- YOUR INSTRUCTIONS: Print exactly the lines from the line with "Transcribe this chart's" to the last line of the data, please, both included.
——————
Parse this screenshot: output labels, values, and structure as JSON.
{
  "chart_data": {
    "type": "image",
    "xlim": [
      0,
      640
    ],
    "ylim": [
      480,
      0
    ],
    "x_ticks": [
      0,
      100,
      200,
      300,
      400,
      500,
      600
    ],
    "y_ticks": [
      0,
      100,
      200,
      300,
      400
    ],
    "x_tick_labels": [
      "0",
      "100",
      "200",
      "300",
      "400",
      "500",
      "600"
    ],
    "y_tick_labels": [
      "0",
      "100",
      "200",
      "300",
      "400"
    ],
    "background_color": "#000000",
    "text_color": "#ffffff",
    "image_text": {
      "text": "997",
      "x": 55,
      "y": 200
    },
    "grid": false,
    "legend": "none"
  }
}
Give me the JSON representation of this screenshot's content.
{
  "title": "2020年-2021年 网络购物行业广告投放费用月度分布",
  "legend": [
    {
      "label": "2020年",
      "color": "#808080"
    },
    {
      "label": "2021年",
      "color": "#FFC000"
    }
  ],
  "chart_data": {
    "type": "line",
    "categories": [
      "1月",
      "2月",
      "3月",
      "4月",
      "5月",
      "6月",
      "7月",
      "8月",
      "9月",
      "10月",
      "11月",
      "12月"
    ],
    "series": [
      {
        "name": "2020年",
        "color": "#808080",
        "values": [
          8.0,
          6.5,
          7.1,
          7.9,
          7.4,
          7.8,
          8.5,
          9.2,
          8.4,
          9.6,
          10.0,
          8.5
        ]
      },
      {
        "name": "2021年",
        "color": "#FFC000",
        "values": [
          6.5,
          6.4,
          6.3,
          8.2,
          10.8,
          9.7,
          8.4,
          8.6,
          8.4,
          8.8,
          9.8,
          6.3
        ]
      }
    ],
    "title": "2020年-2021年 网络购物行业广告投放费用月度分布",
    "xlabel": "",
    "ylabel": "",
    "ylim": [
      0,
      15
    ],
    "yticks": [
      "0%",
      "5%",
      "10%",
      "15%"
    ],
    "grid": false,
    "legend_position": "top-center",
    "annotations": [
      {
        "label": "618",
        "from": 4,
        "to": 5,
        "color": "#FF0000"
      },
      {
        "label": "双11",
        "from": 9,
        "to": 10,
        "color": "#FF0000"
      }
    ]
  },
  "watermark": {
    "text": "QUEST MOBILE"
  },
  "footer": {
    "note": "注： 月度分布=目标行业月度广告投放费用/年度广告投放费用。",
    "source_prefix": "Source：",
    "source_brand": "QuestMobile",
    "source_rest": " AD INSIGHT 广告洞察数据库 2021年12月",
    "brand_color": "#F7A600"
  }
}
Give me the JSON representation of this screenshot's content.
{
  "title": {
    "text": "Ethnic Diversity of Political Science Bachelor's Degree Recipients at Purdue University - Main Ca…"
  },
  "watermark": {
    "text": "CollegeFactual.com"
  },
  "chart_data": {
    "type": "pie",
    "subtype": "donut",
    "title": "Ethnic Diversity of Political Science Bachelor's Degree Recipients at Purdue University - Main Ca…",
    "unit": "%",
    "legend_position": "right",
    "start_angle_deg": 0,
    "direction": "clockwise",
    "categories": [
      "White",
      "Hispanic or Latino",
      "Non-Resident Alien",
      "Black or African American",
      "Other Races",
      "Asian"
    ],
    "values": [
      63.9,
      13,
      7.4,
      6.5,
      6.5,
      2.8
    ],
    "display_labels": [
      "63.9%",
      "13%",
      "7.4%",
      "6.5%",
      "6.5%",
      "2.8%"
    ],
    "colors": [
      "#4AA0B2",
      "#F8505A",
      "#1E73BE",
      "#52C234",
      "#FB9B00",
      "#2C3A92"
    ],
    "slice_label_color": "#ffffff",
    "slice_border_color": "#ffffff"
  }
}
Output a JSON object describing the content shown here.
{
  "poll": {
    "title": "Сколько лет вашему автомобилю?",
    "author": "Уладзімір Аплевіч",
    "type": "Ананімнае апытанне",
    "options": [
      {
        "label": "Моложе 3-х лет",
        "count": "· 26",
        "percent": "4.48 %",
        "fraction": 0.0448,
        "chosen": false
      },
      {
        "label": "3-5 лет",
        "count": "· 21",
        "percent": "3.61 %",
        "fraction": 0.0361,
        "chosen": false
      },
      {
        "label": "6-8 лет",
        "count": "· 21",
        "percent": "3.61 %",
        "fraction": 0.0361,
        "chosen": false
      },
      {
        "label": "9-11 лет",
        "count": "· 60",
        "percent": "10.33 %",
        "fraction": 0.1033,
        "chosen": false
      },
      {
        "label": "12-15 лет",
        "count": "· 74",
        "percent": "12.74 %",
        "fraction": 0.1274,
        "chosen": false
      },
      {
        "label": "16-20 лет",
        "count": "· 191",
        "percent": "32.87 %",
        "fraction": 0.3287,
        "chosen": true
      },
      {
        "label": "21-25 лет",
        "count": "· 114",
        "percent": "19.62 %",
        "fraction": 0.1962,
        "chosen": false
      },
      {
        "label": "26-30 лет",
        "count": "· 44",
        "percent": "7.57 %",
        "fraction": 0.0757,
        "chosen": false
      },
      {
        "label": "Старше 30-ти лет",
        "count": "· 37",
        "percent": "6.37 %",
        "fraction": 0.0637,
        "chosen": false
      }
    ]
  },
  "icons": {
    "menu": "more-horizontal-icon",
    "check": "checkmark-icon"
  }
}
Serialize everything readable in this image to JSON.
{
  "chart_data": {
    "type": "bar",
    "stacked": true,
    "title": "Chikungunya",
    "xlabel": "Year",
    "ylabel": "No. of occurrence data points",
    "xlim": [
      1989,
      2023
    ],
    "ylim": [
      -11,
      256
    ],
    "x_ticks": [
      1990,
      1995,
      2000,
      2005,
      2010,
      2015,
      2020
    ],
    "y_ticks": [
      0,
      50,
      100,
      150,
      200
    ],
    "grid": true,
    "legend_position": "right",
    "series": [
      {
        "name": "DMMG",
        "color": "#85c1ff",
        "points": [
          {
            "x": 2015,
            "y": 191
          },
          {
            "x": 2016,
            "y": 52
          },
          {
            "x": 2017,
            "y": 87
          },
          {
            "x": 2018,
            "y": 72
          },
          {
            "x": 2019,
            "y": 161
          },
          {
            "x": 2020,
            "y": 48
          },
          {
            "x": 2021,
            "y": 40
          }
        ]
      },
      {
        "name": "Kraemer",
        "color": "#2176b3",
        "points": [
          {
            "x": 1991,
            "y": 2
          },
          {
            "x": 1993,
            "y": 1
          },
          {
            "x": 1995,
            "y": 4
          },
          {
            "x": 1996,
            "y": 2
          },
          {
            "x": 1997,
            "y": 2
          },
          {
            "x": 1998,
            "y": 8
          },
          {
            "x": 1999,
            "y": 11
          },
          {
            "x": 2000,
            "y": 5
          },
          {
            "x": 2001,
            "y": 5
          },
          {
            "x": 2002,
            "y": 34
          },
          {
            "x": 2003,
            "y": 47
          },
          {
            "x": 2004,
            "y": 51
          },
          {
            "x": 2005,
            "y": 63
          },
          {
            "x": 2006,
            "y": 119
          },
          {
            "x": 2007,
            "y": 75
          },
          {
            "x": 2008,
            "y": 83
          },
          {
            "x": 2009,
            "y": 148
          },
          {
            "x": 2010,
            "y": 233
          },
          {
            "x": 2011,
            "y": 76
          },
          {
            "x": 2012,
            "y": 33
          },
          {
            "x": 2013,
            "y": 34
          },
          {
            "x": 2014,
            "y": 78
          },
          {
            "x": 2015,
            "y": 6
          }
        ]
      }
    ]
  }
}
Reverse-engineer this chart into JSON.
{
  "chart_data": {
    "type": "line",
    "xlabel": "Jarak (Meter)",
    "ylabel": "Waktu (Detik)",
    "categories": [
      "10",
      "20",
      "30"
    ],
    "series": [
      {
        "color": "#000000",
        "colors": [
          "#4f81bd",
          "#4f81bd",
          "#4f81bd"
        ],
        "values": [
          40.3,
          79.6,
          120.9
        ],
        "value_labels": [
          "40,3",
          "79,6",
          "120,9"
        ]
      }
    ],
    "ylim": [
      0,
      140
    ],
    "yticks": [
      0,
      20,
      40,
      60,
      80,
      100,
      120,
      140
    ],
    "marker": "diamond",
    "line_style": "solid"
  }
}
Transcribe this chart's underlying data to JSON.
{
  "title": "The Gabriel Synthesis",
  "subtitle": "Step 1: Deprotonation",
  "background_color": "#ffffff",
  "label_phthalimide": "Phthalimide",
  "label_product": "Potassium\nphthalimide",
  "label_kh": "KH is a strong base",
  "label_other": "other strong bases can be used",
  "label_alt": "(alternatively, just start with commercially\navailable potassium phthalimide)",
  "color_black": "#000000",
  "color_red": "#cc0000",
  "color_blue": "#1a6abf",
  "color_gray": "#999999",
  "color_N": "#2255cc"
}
——————
- EXERCISE RESULT:
Transcribe this chart's underlying data to JSON.
{
  "title": "The Gabriel Synthesis",
  "subtitle": "Step 1: Deprotonation",
  "background_color": "#ffffff",
  "label_phthalimide": "Phthalimide",
  "label_product": "Potassium\nphthalimide",
  "label_kh": "KH is a strong base",
  "label_other": "other strong bases can be used",
  "label_alt": "(alternatively, just start with commercially\navailable potassium phthalimide)",
  "color_black": "#000000",
  "color_red": "#cc0000",
  "color_blue": "#1a6abf",
  "color_gray": "#999999",
  "color_N": "#2255cc"
}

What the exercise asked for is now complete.